**Task brief**
Return all lines in the material below that contain "marker".

**Task data**
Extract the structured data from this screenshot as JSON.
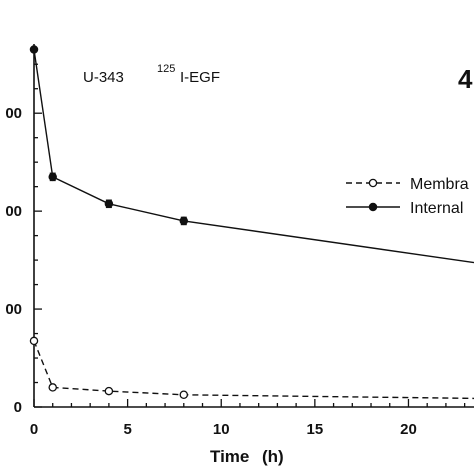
{
  "chart_data": {
    "type": "line",
    "x_label": "Time",
    "x_unit": "(h)",
    "x_ticks": [
      "0",
      "5",
      "10",
      "15",
      "20"
    ],
    "y_ticks": [
      "00",
      "00",
      "00",
      "0"
    ],
    "annotation": {
      "prefix": "U-343",
      "superscript": "125",
      "suffix": "I-EGF"
    },
    "panel_label": "4",
    "xlim": [
      0,
      23.5
    ],
    "ylim": [
      0,
      145
    ],
    "series": [
      {
        "name": "Membra",
        "style": "dashed",
        "marker": "open-circle",
        "x": [
          0,
          1,
          4,
          8,
          23.5
        ],
        "y": [
          27,
          8,
          6.5,
          5,
          3.5
        ]
      },
      {
        "name": "Internal",
        "style": "solid",
        "marker": "filled-circle",
        "x": [
          0,
          1,
          4,
          8,
          23.5
        ],
        "y": [
          146,
          94,
          83,
          76,
          59
        ],
        "err": [
          0,
          1.5,
          1.5,
          1.5,
          0
        ]
      }
    ],
    "legend_position": "right",
    "grid": false,
    "colors": {
      "line": "#111111",
      "background": "#ffffff"
    }
  }
}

**Solved problem**
        "marker": "open-circle",
        "marker": "filled-circle",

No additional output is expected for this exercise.